● **EXERCISE DETAILS**: Work through the data below line by line and say how many lines hold "JSON"; give only the number.

● **DATA EXCERPTS**:
·····

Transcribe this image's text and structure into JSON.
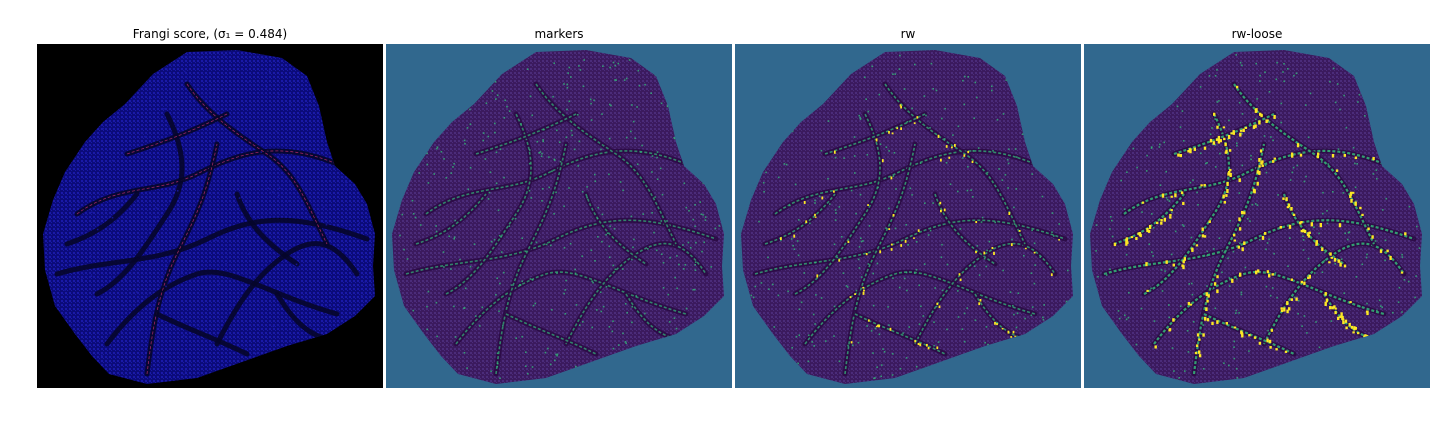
{
  "figure": {
    "panels": [
      {
        "id": "frangi",
        "title": "Frangi score, (σ₁ = 0.484)",
        "background": "#000000",
        "fill": "#0b0b7a",
        "texture": "#1a1aa8",
        "vessel": "#05052a",
        "highlight": "#c0306a"
      },
      {
        "id": "markers",
        "title": "markers",
        "background": "#31688e",
        "fill": "#3b1a5e",
        "texture": "#4b2c7a",
        "vessel": "#2b0a45",
        "highlight": "#35b779"
      },
      {
        "id": "rw",
        "title": "rw",
        "background": "#31688e",
        "fill": "#3b1a5e",
        "texture": "#4b2c7a",
        "vessel": "#2b0a45",
        "highlight": "#35b779",
        "accent": "#fde725"
      },
      {
        "id": "rw-loose",
        "title": "rw-loose",
        "background": "#31688e",
        "fill": "#3b1a5e",
        "texture": "#4b2c7a",
        "vessel": "#2b0a45",
        "highlight": "#35b779",
        "accent": "#fde725"
      }
    ]
  }
}
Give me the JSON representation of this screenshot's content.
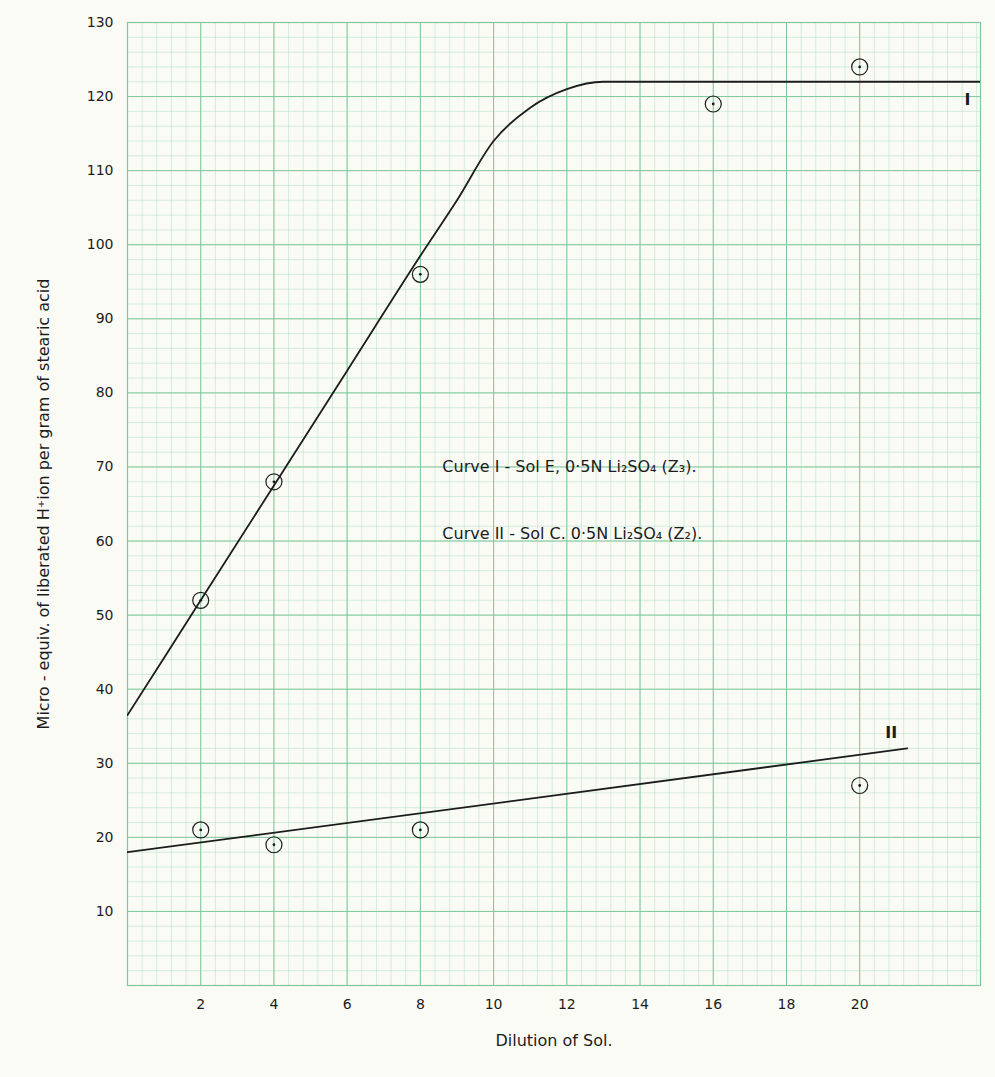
{
  "chart_data": {
    "type": "scatter",
    "x_label": "Dilution of Sol.",
    "y_label": "Micro - equiv. of liberated H⁺ion per gram of stearic acid",
    "xlim": [
      0,
      23.3
    ],
    "ylim": [
      0,
      130
    ],
    "xticks": [
      2,
      4,
      6,
      8,
      10,
      12,
      14,
      16,
      18,
      20
    ],
    "yticks": [
      10,
      20,
      30,
      40,
      50,
      60,
      70,
      80,
      90,
      100,
      110,
      120,
      130
    ],
    "grid": true,
    "annotations": [
      {
        "text": "Curve I - Sol E, 0·5N Li₂SO₄ (Z₃).",
        "x": 8.6,
        "y": 70
      },
      {
        "text": "Curve II - Sol C. 0·5N Li₂SO₄ (Z₂).",
        "x": 8.6,
        "y": 61
      }
    ],
    "series": [
      {
        "name": "I",
        "color": "#1c1c1c",
        "marker": "circle",
        "x": [
          2,
          4,
          8,
          16,
          20
        ],
        "values": [
          52,
          68,
          96,
          119,
          124
        ],
        "curve_x": [
          0,
          2,
          4,
          6,
          8,
          9,
          10,
          11,
          12,
          13,
          23.3
        ],
        "curve_values": [
          36.5,
          52,
          67.5,
          83,
          98.5,
          106,
          114,
          118.5,
          121,
          122,
          122
        ]
      },
      {
        "name": "II",
        "color": "#1c1c1c",
        "marker": "circle",
        "x": [
          2,
          4,
          8,
          20
        ],
        "values": [
          21,
          19,
          21,
          27
        ],
        "curve_x": [
          0,
          21.3
        ],
        "curve_values": [
          18,
          32
        ]
      }
    ]
  }
}
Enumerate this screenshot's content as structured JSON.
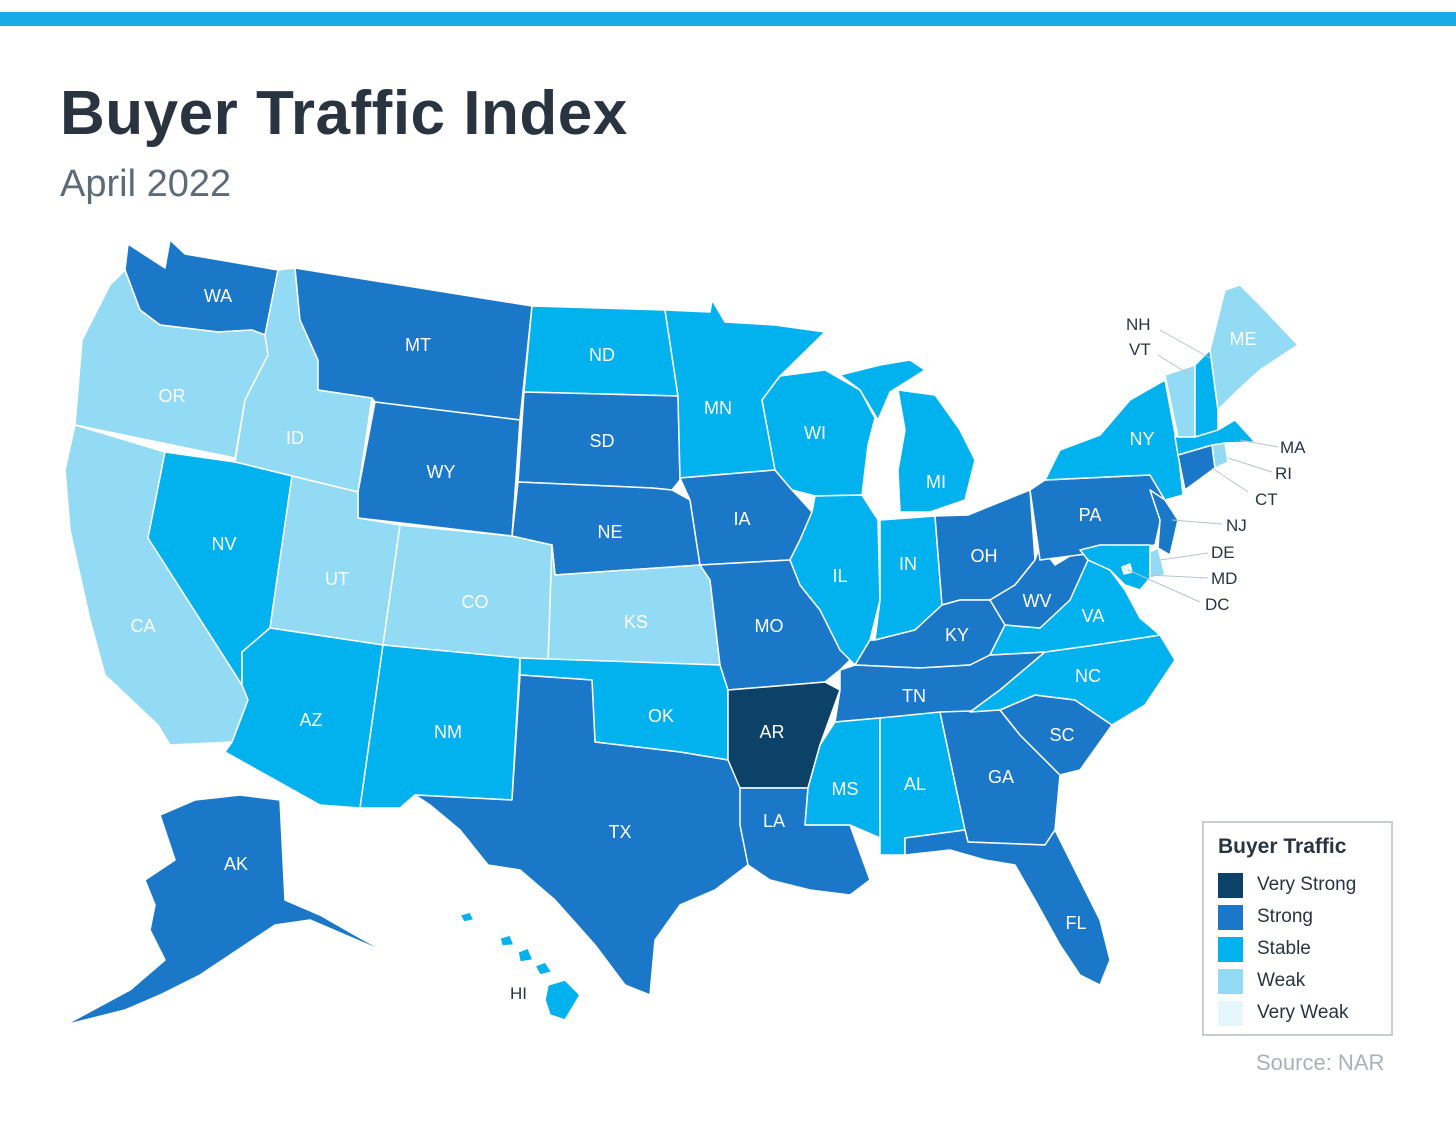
{
  "header": {
    "title": "Buyer Traffic Index",
    "subtitle": "April 2022"
  },
  "colors": {
    "top_bar": "#19ABE8",
    "very_strong": "#0C4268",
    "strong": "#1B78C8",
    "stable": "#01B2EE",
    "weak": "#93DBF4",
    "very_weak": "#E6F6FD"
  },
  "legend": {
    "title": "Buyer Traffic",
    "items": [
      {
        "label": "Very Strong",
        "color": "#0C4268"
      },
      {
        "label": "Strong",
        "color": "#1B78C8"
      },
      {
        "label": "Stable",
        "color": "#01B2EE"
      },
      {
        "label": "Weak",
        "color": "#93DBF4"
      },
      {
        "label": "Very Weak",
        "color": "#E6F6FD"
      }
    ]
  },
  "states": [
    {
      "code": "WA",
      "level": "strong"
    },
    {
      "code": "OR",
      "level": "weak"
    },
    {
      "code": "CA",
      "level": "weak"
    },
    {
      "code": "ID",
      "level": "weak"
    },
    {
      "code": "NV",
      "level": "stable"
    },
    {
      "code": "MT",
      "level": "strong"
    },
    {
      "code": "WY",
      "level": "strong"
    },
    {
      "code": "UT",
      "level": "weak"
    },
    {
      "code": "CO",
      "level": "weak"
    },
    {
      "code": "AZ",
      "level": "stable"
    },
    {
      "code": "NM",
      "level": "stable"
    },
    {
      "code": "ND",
      "level": "stable"
    },
    {
      "code": "SD",
      "level": "strong"
    },
    {
      "code": "NE",
      "level": "strong"
    },
    {
      "code": "KS",
      "level": "weak"
    },
    {
      "code": "OK",
      "level": "stable"
    },
    {
      "code": "TX",
      "level": "strong"
    },
    {
      "code": "MN",
      "level": "stable"
    },
    {
      "code": "IA",
      "level": "strong"
    },
    {
      "code": "MO",
      "level": "strong"
    },
    {
      "code": "AR",
      "level": "very_strong"
    },
    {
      "code": "LA",
      "level": "strong"
    },
    {
      "code": "WI",
      "level": "stable"
    },
    {
      "code": "IL",
      "level": "stable"
    },
    {
      "code": "MI",
      "level": "stable"
    },
    {
      "code": "IN",
      "level": "stable"
    },
    {
      "code": "OH",
      "level": "strong"
    },
    {
      "code": "KY",
      "level": "strong"
    },
    {
      "code": "TN",
      "level": "strong"
    },
    {
      "code": "MS",
      "level": "stable"
    },
    {
      "code": "AL",
      "level": "stable"
    },
    {
      "code": "GA",
      "level": "strong"
    },
    {
      "code": "FL",
      "level": "strong"
    },
    {
      "code": "SC",
      "level": "strong"
    },
    {
      "code": "NC",
      "level": "stable"
    },
    {
      "code": "VA",
      "level": "stable"
    },
    {
      "code": "WV",
      "level": "strong"
    },
    {
      "code": "PA",
      "level": "strong"
    },
    {
      "code": "NY",
      "level": "stable"
    },
    {
      "code": "NJ",
      "level": "strong"
    },
    {
      "code": "DE",
      "level": "weak"
    },
    {
      "code": "MD",
      "level": "stable"
    },
    {
      "code": "DC",
      "level": "very_weak"
    },
    {
      "code": "CT",
      "level": "strong"
    },
    {
      "code": "RI",
      "level": "weak"
    },
    {
      "code": "MA",
      "level": "stable"
    },
    {
      "code": "VT",
      "level": "weak"
    },
    {
      "code": "NH",
      "level": "stable"
    },
    {
      "code": "ME",
      "level": "weak"
    },
    {
      "code": "AK",
      "level": "strong"
    },
    {
      "code": "HI",
      "level": "stable"
    }
  ],
  "source": "Source:  NAR"
}
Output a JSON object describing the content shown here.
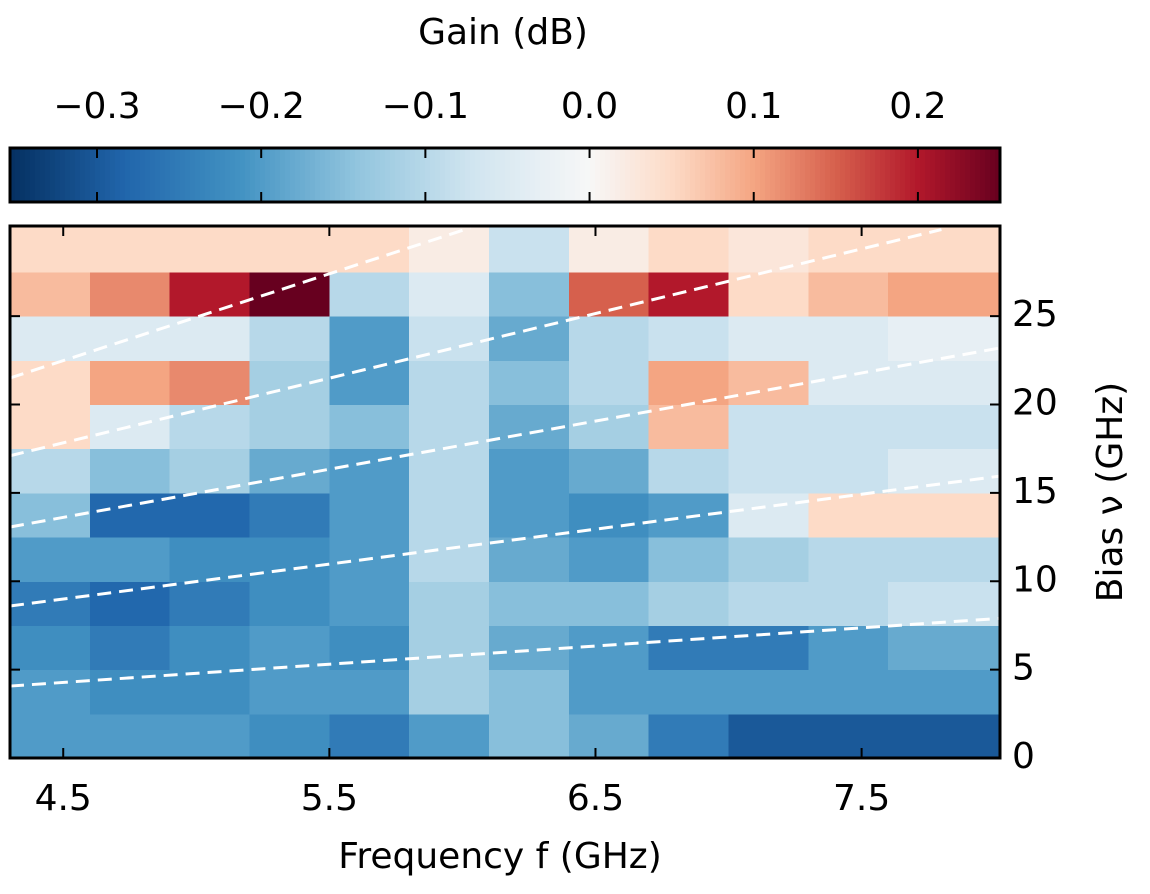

·····

● **EXERCISE ANSWER**: 4